-- AVAILABLE DATA --
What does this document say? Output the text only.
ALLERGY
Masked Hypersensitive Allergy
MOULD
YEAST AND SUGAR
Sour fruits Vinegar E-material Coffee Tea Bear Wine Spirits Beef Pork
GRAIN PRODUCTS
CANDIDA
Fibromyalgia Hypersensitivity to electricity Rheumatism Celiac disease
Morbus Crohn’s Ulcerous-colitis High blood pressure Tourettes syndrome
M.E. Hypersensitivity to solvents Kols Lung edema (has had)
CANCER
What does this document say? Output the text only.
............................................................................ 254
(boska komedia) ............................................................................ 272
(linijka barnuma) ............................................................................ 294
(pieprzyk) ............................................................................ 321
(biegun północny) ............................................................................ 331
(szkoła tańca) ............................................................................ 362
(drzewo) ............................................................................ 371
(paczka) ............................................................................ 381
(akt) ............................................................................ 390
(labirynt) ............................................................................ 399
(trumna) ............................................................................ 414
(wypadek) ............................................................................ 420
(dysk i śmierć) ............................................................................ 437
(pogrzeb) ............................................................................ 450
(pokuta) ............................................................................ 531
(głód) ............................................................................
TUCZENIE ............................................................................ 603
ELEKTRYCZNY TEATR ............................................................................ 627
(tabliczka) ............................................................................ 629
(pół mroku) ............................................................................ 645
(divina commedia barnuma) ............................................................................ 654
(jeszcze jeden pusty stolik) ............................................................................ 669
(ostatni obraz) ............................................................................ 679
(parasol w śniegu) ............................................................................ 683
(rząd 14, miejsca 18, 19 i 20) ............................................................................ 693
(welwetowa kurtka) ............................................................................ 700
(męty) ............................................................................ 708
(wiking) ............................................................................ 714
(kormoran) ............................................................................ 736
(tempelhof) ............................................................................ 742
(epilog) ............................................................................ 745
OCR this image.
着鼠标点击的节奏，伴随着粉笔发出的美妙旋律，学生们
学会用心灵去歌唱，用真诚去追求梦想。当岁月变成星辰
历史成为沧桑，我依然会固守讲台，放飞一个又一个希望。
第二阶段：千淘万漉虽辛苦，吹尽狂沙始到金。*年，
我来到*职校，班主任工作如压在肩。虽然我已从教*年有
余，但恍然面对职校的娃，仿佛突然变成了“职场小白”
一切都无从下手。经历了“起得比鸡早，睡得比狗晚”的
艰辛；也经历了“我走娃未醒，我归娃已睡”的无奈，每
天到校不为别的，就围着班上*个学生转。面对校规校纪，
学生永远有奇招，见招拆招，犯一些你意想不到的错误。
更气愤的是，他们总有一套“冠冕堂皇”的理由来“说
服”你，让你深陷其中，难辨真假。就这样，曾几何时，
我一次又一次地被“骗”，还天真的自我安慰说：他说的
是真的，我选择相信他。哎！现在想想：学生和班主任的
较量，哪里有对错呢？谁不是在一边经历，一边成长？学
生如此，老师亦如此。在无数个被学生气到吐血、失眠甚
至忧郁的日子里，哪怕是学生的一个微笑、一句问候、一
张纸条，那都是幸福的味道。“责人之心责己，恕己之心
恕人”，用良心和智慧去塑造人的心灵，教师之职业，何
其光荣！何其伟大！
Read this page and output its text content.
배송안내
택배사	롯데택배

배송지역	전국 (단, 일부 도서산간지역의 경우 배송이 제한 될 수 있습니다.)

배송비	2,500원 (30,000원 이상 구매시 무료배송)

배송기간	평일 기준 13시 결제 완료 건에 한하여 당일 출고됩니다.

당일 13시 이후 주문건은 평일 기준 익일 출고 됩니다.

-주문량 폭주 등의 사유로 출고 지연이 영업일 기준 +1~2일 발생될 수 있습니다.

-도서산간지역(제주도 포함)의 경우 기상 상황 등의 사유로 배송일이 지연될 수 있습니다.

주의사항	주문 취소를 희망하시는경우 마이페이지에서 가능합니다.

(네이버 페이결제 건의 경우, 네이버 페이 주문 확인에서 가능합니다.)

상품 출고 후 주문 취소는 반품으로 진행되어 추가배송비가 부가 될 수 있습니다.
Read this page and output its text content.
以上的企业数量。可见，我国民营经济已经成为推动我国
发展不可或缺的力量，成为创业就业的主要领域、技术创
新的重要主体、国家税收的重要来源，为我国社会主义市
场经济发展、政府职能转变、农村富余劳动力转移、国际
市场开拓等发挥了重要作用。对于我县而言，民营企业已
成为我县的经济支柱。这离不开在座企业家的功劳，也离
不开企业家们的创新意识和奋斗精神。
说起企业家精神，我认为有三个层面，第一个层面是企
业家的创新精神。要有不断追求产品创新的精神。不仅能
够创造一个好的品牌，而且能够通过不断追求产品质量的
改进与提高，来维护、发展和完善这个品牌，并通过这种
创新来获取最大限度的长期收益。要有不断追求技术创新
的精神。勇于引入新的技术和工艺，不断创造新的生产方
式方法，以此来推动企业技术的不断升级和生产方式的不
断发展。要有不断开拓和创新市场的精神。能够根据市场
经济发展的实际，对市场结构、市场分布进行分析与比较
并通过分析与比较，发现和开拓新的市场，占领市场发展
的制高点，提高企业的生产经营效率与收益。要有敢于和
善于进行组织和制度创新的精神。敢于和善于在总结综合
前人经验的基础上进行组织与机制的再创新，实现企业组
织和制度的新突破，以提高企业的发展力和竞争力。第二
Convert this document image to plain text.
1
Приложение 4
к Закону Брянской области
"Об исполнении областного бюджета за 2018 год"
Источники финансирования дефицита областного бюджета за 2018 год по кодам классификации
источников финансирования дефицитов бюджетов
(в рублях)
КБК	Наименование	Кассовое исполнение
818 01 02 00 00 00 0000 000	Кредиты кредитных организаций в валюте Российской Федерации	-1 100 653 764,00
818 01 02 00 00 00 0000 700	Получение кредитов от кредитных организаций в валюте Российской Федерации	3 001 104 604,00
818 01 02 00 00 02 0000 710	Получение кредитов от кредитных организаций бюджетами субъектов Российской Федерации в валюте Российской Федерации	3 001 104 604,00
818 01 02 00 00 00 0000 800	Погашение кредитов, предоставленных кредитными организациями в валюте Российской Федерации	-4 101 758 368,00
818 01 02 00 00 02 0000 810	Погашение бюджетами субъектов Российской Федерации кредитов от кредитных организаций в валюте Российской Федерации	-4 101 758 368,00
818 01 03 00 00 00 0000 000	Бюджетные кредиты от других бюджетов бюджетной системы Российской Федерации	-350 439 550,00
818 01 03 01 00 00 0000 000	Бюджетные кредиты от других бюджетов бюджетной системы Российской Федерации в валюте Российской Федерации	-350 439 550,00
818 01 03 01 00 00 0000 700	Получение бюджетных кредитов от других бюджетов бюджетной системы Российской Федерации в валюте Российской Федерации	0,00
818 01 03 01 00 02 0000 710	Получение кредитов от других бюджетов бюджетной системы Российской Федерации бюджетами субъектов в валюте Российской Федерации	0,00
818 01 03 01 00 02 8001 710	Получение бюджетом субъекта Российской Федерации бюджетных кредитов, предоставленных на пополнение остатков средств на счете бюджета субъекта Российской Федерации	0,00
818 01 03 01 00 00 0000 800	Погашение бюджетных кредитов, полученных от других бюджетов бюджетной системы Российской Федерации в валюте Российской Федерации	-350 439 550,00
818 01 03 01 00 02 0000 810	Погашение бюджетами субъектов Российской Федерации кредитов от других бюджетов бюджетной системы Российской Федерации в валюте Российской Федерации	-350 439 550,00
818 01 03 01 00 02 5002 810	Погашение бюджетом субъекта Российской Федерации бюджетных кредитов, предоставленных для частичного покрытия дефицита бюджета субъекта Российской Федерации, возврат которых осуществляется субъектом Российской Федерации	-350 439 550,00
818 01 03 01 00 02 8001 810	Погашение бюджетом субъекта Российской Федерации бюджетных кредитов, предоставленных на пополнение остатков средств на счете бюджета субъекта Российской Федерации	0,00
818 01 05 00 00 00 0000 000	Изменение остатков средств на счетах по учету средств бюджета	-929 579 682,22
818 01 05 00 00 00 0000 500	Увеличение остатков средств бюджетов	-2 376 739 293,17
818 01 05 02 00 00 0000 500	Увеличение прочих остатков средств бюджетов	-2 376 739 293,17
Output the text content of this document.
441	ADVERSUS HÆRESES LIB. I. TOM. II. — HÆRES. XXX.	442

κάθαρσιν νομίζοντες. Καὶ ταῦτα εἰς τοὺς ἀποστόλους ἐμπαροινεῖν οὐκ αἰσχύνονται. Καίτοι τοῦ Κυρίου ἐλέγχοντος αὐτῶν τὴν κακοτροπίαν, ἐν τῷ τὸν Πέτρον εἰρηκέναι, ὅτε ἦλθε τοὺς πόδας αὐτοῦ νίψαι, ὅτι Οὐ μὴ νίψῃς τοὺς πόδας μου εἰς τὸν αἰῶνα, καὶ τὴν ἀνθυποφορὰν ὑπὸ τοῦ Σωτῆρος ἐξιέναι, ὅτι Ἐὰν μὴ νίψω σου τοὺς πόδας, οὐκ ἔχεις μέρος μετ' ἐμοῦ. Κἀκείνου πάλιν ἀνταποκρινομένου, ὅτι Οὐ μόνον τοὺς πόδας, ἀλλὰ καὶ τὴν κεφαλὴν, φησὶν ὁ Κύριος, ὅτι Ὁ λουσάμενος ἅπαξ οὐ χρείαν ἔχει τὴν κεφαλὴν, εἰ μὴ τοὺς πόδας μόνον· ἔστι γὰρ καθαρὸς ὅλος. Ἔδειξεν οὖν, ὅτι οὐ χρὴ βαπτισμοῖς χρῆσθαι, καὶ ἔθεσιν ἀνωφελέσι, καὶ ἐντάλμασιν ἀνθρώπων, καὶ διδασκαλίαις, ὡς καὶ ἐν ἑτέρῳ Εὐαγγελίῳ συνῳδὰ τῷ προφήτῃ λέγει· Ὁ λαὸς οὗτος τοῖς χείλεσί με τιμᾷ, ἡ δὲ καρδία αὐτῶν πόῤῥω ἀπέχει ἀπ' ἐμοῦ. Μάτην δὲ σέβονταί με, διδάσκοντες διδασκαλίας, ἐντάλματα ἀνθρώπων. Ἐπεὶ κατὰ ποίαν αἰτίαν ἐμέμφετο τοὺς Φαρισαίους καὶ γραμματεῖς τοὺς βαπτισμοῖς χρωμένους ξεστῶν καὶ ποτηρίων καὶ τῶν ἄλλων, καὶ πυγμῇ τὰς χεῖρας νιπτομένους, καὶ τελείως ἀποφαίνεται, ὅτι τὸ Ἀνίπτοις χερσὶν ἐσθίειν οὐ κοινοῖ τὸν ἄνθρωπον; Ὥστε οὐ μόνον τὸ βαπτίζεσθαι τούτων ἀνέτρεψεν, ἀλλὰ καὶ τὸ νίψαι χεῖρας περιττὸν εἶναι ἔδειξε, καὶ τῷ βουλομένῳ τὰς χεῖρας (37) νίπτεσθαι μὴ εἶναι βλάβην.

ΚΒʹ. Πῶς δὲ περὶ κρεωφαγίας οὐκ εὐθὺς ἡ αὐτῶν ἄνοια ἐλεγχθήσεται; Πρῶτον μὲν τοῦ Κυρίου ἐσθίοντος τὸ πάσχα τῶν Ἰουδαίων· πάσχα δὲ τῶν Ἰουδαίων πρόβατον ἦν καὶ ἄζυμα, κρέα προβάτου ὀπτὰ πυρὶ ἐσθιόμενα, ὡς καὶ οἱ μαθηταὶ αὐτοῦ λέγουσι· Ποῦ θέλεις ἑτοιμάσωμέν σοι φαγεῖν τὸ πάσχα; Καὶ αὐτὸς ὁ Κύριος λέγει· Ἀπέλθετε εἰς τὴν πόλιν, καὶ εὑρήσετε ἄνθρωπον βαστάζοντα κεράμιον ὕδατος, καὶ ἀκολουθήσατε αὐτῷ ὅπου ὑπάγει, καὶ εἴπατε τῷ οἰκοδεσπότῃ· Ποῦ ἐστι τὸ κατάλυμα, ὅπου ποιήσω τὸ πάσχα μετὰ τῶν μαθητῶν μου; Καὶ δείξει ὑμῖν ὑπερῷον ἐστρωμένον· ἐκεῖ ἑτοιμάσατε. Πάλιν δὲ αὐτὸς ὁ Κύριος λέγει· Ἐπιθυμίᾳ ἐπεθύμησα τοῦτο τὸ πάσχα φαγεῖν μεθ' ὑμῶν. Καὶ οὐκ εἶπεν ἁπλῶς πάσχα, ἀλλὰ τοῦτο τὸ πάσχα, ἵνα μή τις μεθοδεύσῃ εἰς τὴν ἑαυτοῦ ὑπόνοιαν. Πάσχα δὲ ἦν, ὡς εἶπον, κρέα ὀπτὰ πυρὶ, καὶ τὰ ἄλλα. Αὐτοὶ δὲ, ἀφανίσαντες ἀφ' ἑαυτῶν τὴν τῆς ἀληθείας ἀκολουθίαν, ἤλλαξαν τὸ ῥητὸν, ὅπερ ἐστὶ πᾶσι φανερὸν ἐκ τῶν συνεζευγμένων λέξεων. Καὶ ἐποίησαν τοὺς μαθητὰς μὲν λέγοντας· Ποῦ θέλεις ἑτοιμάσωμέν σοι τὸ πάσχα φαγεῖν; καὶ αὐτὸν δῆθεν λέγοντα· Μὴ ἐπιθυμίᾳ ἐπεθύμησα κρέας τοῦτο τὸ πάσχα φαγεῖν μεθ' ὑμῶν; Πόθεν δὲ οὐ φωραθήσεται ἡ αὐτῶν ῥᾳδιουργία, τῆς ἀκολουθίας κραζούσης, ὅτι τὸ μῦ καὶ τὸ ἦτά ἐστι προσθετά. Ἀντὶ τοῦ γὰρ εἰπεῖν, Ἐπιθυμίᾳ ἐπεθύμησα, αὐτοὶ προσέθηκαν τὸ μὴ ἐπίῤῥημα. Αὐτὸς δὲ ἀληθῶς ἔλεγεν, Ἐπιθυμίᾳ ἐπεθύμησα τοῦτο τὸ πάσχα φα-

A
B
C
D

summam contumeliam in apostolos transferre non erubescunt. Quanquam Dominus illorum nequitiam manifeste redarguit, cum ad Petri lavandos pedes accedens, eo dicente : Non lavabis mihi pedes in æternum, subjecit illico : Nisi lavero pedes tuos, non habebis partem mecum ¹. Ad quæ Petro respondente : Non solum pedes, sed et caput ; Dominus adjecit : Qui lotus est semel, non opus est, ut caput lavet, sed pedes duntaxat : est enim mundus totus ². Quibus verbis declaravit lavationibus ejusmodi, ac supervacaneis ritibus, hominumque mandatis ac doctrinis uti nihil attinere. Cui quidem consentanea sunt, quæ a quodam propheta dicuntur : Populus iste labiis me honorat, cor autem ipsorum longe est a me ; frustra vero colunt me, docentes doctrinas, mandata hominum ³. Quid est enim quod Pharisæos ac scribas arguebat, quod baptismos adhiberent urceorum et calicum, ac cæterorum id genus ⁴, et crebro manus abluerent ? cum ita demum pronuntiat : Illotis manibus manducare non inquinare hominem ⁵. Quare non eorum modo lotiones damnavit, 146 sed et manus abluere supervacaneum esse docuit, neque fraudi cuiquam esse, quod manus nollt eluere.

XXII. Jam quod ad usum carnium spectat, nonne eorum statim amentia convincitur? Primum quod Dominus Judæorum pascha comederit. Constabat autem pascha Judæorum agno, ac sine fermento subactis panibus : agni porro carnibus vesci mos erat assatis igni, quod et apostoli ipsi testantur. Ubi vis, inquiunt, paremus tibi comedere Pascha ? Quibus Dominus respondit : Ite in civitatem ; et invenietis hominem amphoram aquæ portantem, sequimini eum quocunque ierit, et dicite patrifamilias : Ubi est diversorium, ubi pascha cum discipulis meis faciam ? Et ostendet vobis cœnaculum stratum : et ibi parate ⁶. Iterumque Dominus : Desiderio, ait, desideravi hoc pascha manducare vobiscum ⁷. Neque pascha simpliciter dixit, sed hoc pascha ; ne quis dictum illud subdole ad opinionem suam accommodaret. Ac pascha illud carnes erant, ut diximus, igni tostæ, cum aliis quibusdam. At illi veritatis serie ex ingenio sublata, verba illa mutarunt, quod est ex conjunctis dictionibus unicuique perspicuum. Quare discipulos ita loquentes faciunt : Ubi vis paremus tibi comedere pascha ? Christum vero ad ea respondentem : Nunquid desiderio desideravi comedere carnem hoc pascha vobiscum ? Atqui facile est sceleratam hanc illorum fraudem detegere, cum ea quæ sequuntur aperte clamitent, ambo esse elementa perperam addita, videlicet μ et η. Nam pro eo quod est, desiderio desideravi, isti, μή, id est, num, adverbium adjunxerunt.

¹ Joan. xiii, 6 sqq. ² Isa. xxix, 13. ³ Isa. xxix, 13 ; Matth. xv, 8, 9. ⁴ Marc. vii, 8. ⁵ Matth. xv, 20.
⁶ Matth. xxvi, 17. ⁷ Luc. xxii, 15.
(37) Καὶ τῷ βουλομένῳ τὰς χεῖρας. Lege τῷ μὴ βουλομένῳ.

-- PROBLEM --
Find each line with the string "barnuma" and copy it out.

-- RESULT --
(linijka barnuma) ............................................................................ 294
(divina commedia barnuma) ............................................................................ 654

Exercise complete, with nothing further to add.